Supplied records:
********

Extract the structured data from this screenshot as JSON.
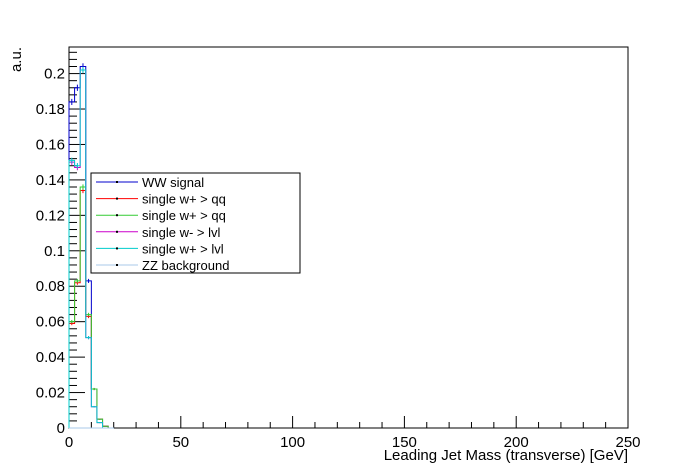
{
  "chart_data": {
    "type": "histogram",
    "xlabel": "Leading Jet Mass (transverse) [GeV]",
    "ylabel": "a.u.",
    "xlim": [
      0,
      250
    ],
    "ylim": [
      0,
      0.215
    ],
    "x_ticks": [
      0,
      50,
      100,
      150,
      200,
      250
    ],
    "y_ticks": [
      0,
      0.02,
      0.04,
      0.06,
      0.08,
      0.1,
      0.12,
      0.14,
      0.16,
      0.18,
      0.2
    ],
    "x_tick_labels": [
      "0",
      "50",
      "100",
      "150",
      "200",
      "250"
    ],
    "y_tick_labels": [
      "0",
      "0.02",
      "0.04",
      "0.06",
      "0.08",
      "0.1",
      "0.12",
      "0.14",
      "0.16",
      "0.18",
      "0.2"
    ],
    "bin_width": 2.5,
    "legend_position": "center-left",
    "series": [
      {
        "name": "WW signal",
        "color": "#0000cc",
        "values": [
          0.184,
          0.192,
          0.204,
          0.083,
          0.022,
          0.005,
          0.001,
          0.0
        ]
      },
      {
        "name": "single w+ > qq",
        "color": "#ff0000",
        "values": [
          0.059,
          0.082,
          0.134,
          0.063,
          0.022,
          0.005,
          0.001,
          0.0
        ]
      },
      {
        "name": "single w+ > qq",
        "color": "#33cc33",
        "values": [
          0.06,
          0.083,
          0.136,
          0.064,
          0.022,
          0.005,
          0.001,
          0.0
        ]
      },
      {
        "name": "single w- > lvl",
        "color": "#cc00cc",
        "values": [
          0.15,
          0.147,
          0.202,
          0.051,
          0.012,
          0.003,
          0.0,
          0.0
        ]
      },
      {
        "name": "single w+ > lvl",
        "color": "#00cccc",
        "values": [
          0.151,
          0.148,
          0.202,
          0.051,
          0.012,
          0.003,
          0.0,
          0.0
        ]
      },
      {
        "name": "ZZ background",
        "color": "#a8c8e8",
        "values": [
          0.0,
          0.0,
          0.0,
          0.0,
          0.0,
          0.0,
          0.0,
          0.0
        ]
      }
    ]
  }
}
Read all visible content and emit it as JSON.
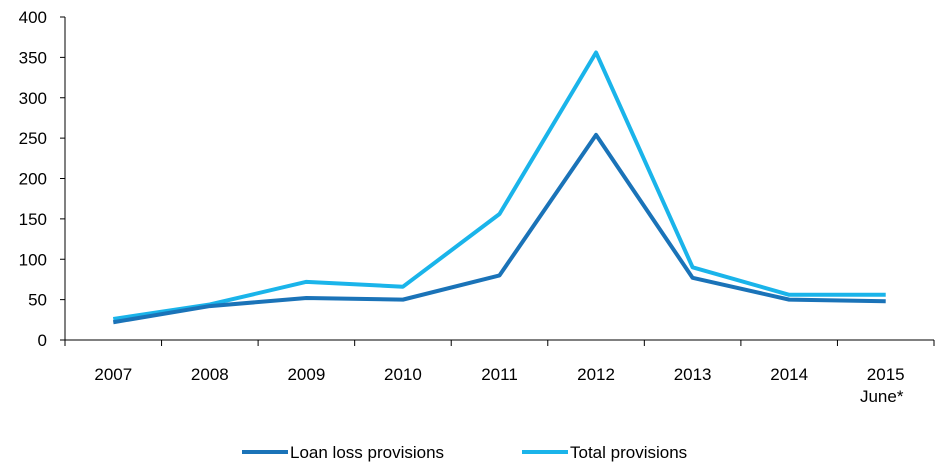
{
  "chart_data": {
    "type": "line",
    "categories": [
      [
        "2007"
      ],
      [
        "2008"
      ],
      [
        "2009"
      ],
      [
        "2010"
      ],
      [
        "2011"
      ],
      [
        "2012"
      ],
      [
        "2013"
      ],
      [
        "2014"
      ],
      [
        "2015",
        "June*"
      ]
    ],
    "ylim": [
      0,
      400
    ],
    "yticks": [
      0,
      50,
      100,
      150,
      200,
      250,
      300,
      350,
      400
    ],
    "grid": false,
    "legend_position": "bottom",
    "series": [
      {
        "name": "Loan loss provisions",
        "color": "#1a73b8",
        "values": [
          22,
          42,
          52,
          50,
          80,
          254,
          77,
          50,
          48
        ]
      },
      {
        "name": "Total provisions",
        "color": "#1ab4ea",
        "values": [
          26,
          44,
          72,
          66,
          156,
          356,
          90,
          56,
          56
        ]
      }
    ]
  }
}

********

Leave out the pictures and output the rest of the material exactly as written.

Exercise solution:
Extract the structured data from this screenshot as JSON.
{
  "chart_data": {
    "type": "histogram",
    "xlabel": "Leading Jet Mass (transverse) [GeV]",
    "ylabel": "a.u.",
    "xlim": [
      0,
      250
    ],
    "ylim": [
      0,
      0.215
    ],
    "x_ticks": [
      0,
      50,
      100,
      150,
      200,
      250
    ],
    "y_ticks": [
      0,
      0.02,
      0.04,
      0.06,
      0.08,
      0.1,
      0.12,
      0.14,
      0.16,
      0.18,
      0.2
    ],
    "x_tick_labels": [
      "0",
      "50",
      "100",
      "150",
      "200",
      "250"
    ],
    "y_tick_labels": [
      "0",
      "0.02",
      "0.04",
      "0.06",
      "0.08",
      "0.1",
      "0.12",
      "0.14",
      "0.16",
      "0.18",
      "0.2"
    ],
    "bin_width": 2.5,
    "legend_position": "center-left",
    "series": [
      {
        "name": "WW signal",
        "color": "#0000cc",
        "values": [
          0.184,
          0.192,
          0.204,
          0.083,
          0.022,
          0.005,
          0.001,
          0.0
        ]
      },
      {
        "name": "single w+ > qq",
        "color": "#ff0000",
        "values": [
          0.059,
          0.082,
          0.134,
          0.063,
          0.022,
          0.005,
          0.001,
          0.0
        ]
      },
      {
        "name": "single w+ > qq",
        "color": "#33cc33",
        "values": [
          0.06,
          0.083,
          0.136,
          0.064,
          0.022,
          0.005,
          0.001,
          0.0
        ]
      },
      {
        "name": "single w- > lvl",
        "color": "#cc00cc",
        "values": [
          0.15,
          0.147,
          0.202,
          0.051,
          0.012,
          0.003,
          0.0,
          0.0
        ]
      },
      {
        "name": "single w+ > lvl",
        "color": "#00cccc",
        "values": [
          0.151,
          0.148,
          0.202,
          0.051,
          0.012,
          0.003,
          0.0,
          0.0
        ]
      },
      {
        "name": "ZZ background",
        "color": "#a8c8e8",
        "values": [
          0.0,
          0.0,
          0.0,
          0.0,
          0.0,
          0.0,
          0.0,
          0.0
        ]
      }
    ]
  }
}
Read all visible content and emit it as JSON.
{
  "chart_data": {
    "type": "line",
    "categories": [
      [
        "2007"
      ],
      [
        "2008"
      ],
      [
        "2009"
      ],
      [
        "2010"
      ],
      [
        "2011"
      ],
      [
        "2012"
      ],
      [
        "2013"
      ],
      [
        "2014"
      ],
      [
        "2015",
        "June*"
      ]
    ],
    "ylim": [
      0,
      400
    ],
    "yticks": [
      0,
      50,
      100,
      150,
      200,
      250,
      300,
      350,
      400
    ],
    "grid": false,
    "legend_position": "bottom",
    "series": [
      {
        "name": "Loan loss provisions",
        "color": "#1a73b8",
        "values": [
          22,
          42,
          52,
          50,
          80,
          254,
          77,
          50,
          48
        ]
      },
      {
        "name": "Total provisions",
        "color": "#1ab4ea",
        "values": [
          26,
          44,
          72,
          66,
          156,
          356,
          90,
          56,
          56
        ]
      }
    ]
  }
}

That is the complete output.